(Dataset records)
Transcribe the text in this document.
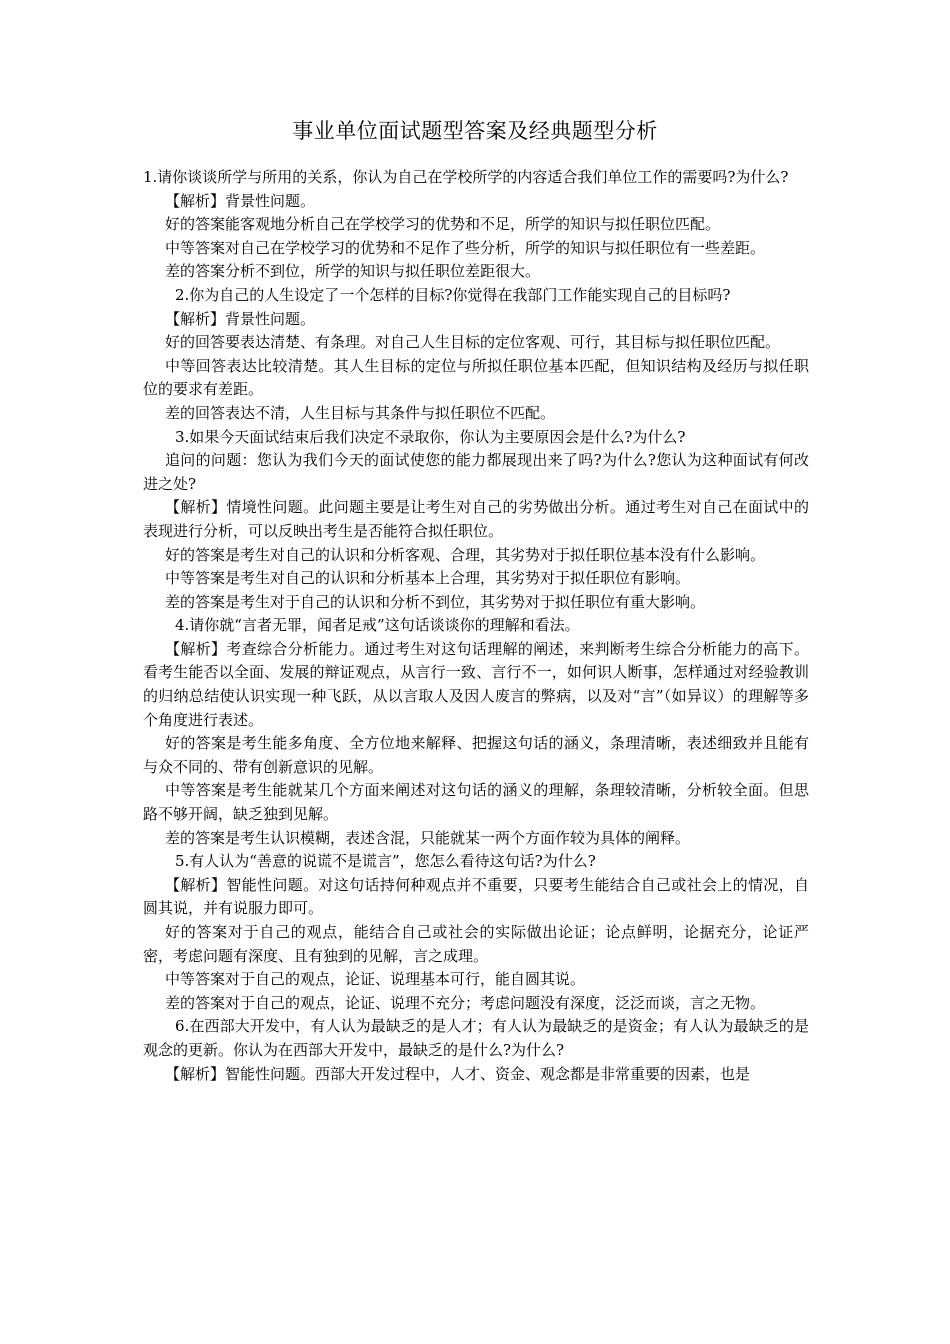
事业单位面试题型答案及经典题型分析

1.请你谈谈所学与所用的关系，你认为自己在学校所学的内容适合我们单位工作的需要吗?为什么?

【解析】背景性问题。

好的答案能客观地分析自己在学校学习的优势和不足，所学的知识与拟任职位匹配。

中等答案对自己在学校学习的优势和不足作了些分析，所学的知识与拟任职位有一些差距。

差的答案分析不到位，所学的知识与拟任职位差距很大。

2.你为自己的人生设定了一个怎样的目标?你觉得在我部门工作能实现自己的目标吗?

【解析】背景性问题。

好的回答要表达清楚、有条理。对自己人生目标的定位客观、可行，其目标与拟任职位匹配。

中等回答表达比较清楚。其人生目标的定位与所拟任职位基本匹配，但知识结构及经历与拟任职位的要求有差距。

差的回答表达不清，人生目标与其条件与拟任职位不匹配。

3.如果今天面试结束后我们决定不录取你，你认为主要原因会是什么?为什么?

追问的问题：您认为我们今天的面试使您的能力都展现出来了吗?为什么?您认为这种面试有何改进之处?

【解析】情境性问题。此问题主要是让考生对自己的劣势做出分析。通过考生对自己在面试中的表现进行分析，可以反映出考生是否能符合拟任职位。

好的答案是考生对自己的认识和分析客观、合理，其劣势对于拟任职位基本没有什么影响。

中等答案是考生对自己的认识和分析基本上合理，其劣势对于拟任职位有影响。

差的答案是考生对于自己的认识和分析不到位，其劣势对于拟任职位有重大影响。

4.请你就“言者无罪，闻者足戒”这句话谈谈你的理解和看法。

【解析】考查综合分析能力。通过考生对这句话理解的阐述，来判断考生综合分析能力的高下。看考生能否以全面、发展的辩证观点，从言行一致、言行不一，如何识人断事，怎样通过对经验教训的归纳总结使认识实现一种飞跃，从以言取人及因人废言的弊病，以及对“言”（如异议）的理解等多个角度进行表述。

好的答案是考生能多角度、全方位地来解释、把握这句话的涵义，条理清晰，表述细致并且能有与众不同的、带有创新意识的见解。

中等答案是考生能就某几个方面来阐述对这句话的涵义的理解，条理较清晰，分析较全面。但思路不够开阔，缺乏独到见解。

差的答案是考生认识模糊，表述含混，只能就某一两个方面作较为具体的阐释。

5.有人认为“善意的说谎不是谎言”，您怎么看待这句话?为什么?

【解析】智能性问题。对这句话持何种观点并不重要，只要考生能结合自己或社会上的情况，自圆其说，并有说服力即可。

好的答案对于自己的观点，能结合自己或社会的实际做出论证；论点鲜明，论据充分，论证严密，考虑问题有深度、且有独到的见解，言之成理。

中等答案对于自己的观点，论证、说理基本可行，能自圆其说。

差的答案对于自己的观点，论证、说理不充分；考虑问题没有深度，泛泛而谈，言之无物。

6.在西部大开发中，有人认为最缺乏的是人才；有人认为最缺乏的是资金；有人认为最缺乏的是观念的更新。你认为在西部大开发中，最缺乏的是什么?为什么?

【解析】智能性问题。西部大开发过程中，人才、资金、观念都是非常重要的因素，也是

• _Aim_
Return each line with "智能性问题".

• _Full response_
【解析】智能性问题。对这句话持何种观点并不重要，只要考生能结合自己或社会上的情况，自圆其说，并有说服力即可。
【解析】智能性问题。西部大开发过程中，人才、资金、观念都是非常重要的因素，也是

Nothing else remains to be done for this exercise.